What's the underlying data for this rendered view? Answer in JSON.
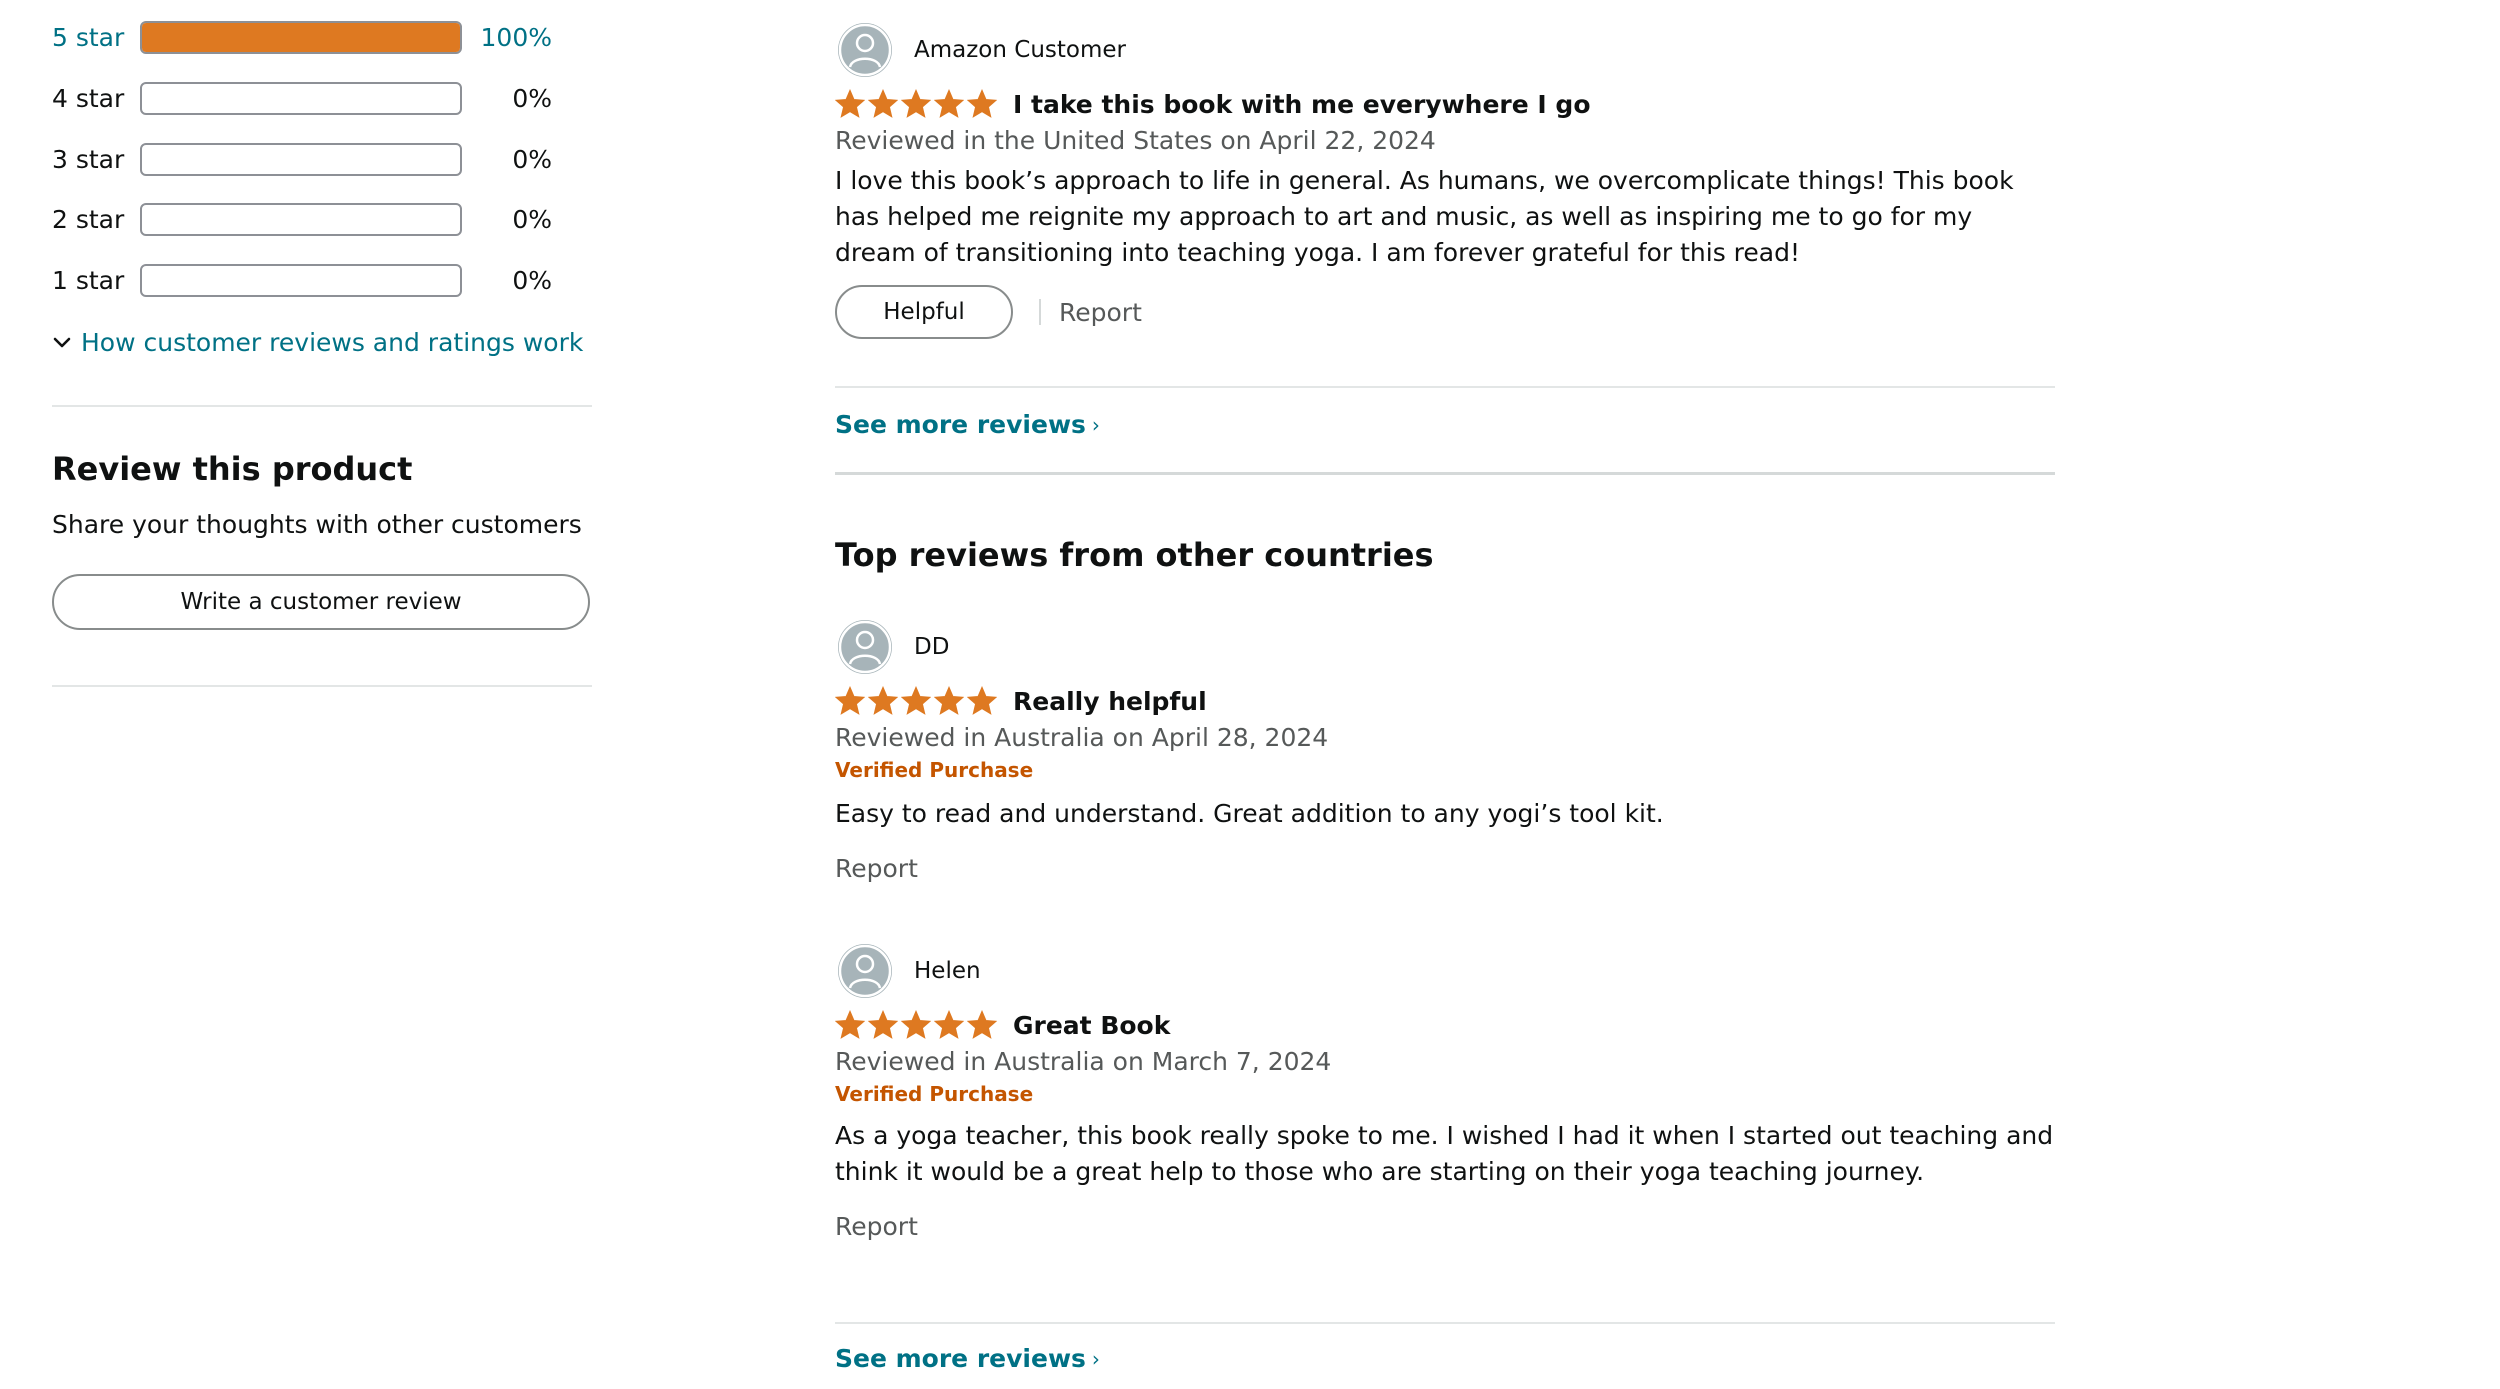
{
  "histogram": [
    {
      "label": "5 star",
      "percent_text": "100%",
      "fill": 1.0,
      "active": true
    },
    {
      "label": "4 star",
      "percent_text": "0%",
      "fill": 0.0,
      "active": false
    },
    {
      "label": "3 star",
      "percent_text": "0%",
      "fill": 0.0,
      "active": false
    },
    {
      "label": "2 star",
      "percent_text": "0%",
      "fill": 0.0,
      "active": false
    },
    {
      "label": "1 star",
      "percent_text": "0%",
      "fill": 0.0,
      "active": false
    }
  ],
  "how_reviews_link": "How customer reviews and ratings work",
  "review_product": {
    "title": "Review this product",
    "subtitle": "Share your thoughts with other customers",
    "button": "Write a customer review"
  },
  "colors": {
    "star": "#de7921",
    "link": "#007185",
    "verified": "#c45500"
  },
  "us_review": {
    "reviewer": "Amazon Customer",
    "rating": 5,
    "title": "I take this book with me everywhere I go",
    "date": "Reviewed in the United States on April 22, 2024",
    "body": "I love this book’s approach to life in general. As humans, we overcomplicate things! This book has helped me reignite my approach to art and music, as well as inspiring me to go for my dream of transitioning into teaching yoga. I am forever grateful for this read!",
    "helpful": "Helpful",
    "report": "Report"
  },
  "see_more_reviews": "See more reviews",
  "other_countries_title": "Top reviews from other countries",
  "other_reviews": [
    {
      "reviewer": "DD",
      "rating": 5,
      "title": "Really helpful",
      "date": "Reviewed in Australia on April 28, 2024",
      "verified": "Verified Purchase",
      "body": "Easy to read and understand. Great addition to any yogi’s tool kit.",
      "report": "Report"
    },
    {
      "reviewer": "Helen",
      "rating": 5,
      "title": "Great Book",
      "date": "Reviewed in Australia on March 7, 2024",
      "verified": "Verified Purchase",
      "body": "As a yoga teacher, this book really spoke to me. I wished I had it when I started out teaching and think it would be a great help to those who are starting on their yoga teaching journey.",
      "report": "Report"
    }
  ]
}
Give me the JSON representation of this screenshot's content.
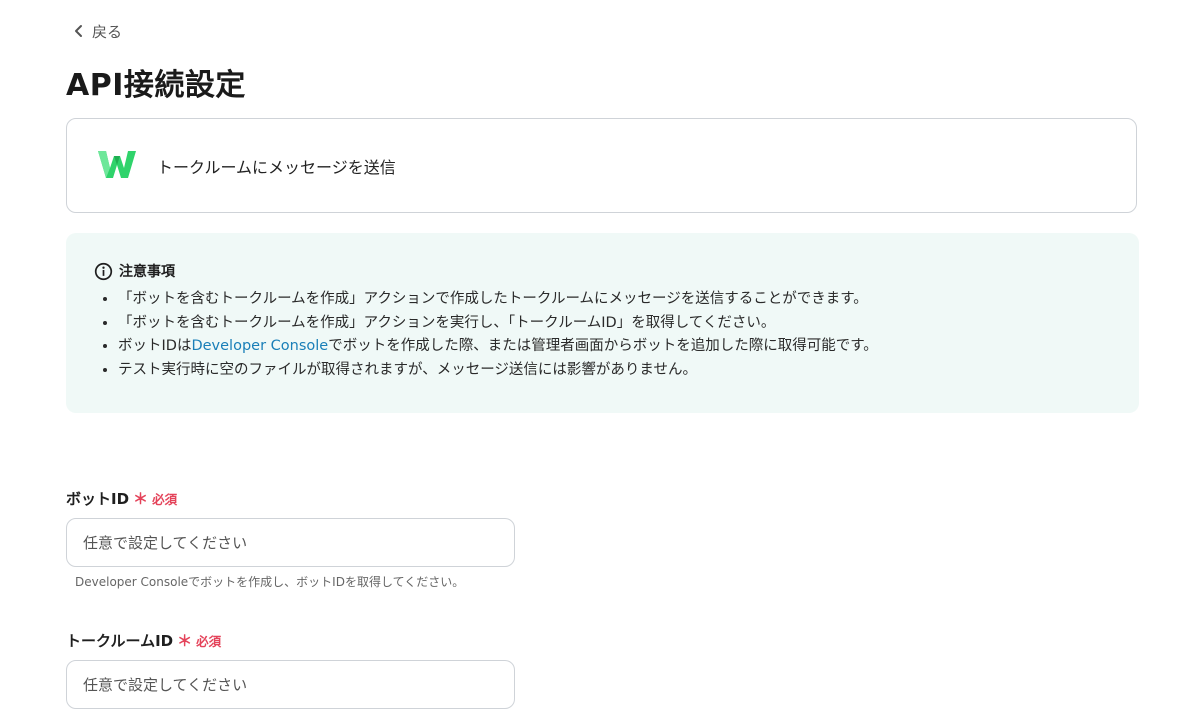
§ §
Output each line exactly; omit every picture.

• **SOLUTION**:
What's the underlying data for this rendered view? Answer in JSON.
{
  "histogram": [
    {
      "label": "5 star",
      "percent_text": "100%",
      "fill": 1.0,
      "active": true
    },
    {
      "label": "4 star",
      "percent_text": "0%",
      "fill": 0.0,
      "active": false
    },
    {
      "label": "3 star",
      "percent_text": "0%",
      "fill": 0.0,
      "active": false
    },
    {
      "label": "2 star",
      "percent_text": "0%",
      "fill": 0.0,
      "active": false
    },
    {
      "label": "1 star",
      "percent_text": "0%",
      "fill": 0.0,
      "active": false
    }
  ],
  "how_reviews_link": "How customer reviews and ratings work",
  "review_product": {
    "title": "Review this product",
    "subtitle": "Share your thoughts with other customers",
    "button": "Write a customer review"
  },
  "colors": {
    "star": "#de7921",
    "link": "#007185",
    "verified": "#c45500"
  },
  "us_review": {
    "reviewer": "Amazon Customer",
    "rating": 5,
    "title": "I take this book with me everywhere I go",
    "date": "Reviewed in the United States on April 22, 2024",
    "body": "I love this book’s approach to life in general. As humans, we overcomplicate things! This book has helped me reignite my approach to art and music, as well as inspiring me to go for my dream of transitioning into teaching yoga. I am forever grateful for this read!",
    "helpful": "Helpful",
    "report": "Report"
  },
  "see_more_reviews": "See more reviews",
  "other_countries_title": "Top reviews from other countries",
  "other_reviews": [
    {
      "reviewer": "DD",
      "rating": 5,
      "title": "Really helpful",
      "date": "Reviewed in Australia on April 28, 2024",
      "verified": "Verified Purchase",
      "body": "Easy to read and understand. Great addition to any yogi’s tool kit.",
      "report": "Report"
    },
    {
      "reviewer": "Helen",
      "rating": 5,
      "title": "Great Book",
      "date": "Reviewed in Australia on March 7, 2024",
      "verified": "Verified Purchase",
      "body": "As a yoga teacher, this book really spoke to me. I wished I had it when I started out teaching and think it would be a great help to those who are starting on their yoga teaching journey.",
      "report": "Report"
    }
  ]
}
Give me the JSON representation of this screenshot's content.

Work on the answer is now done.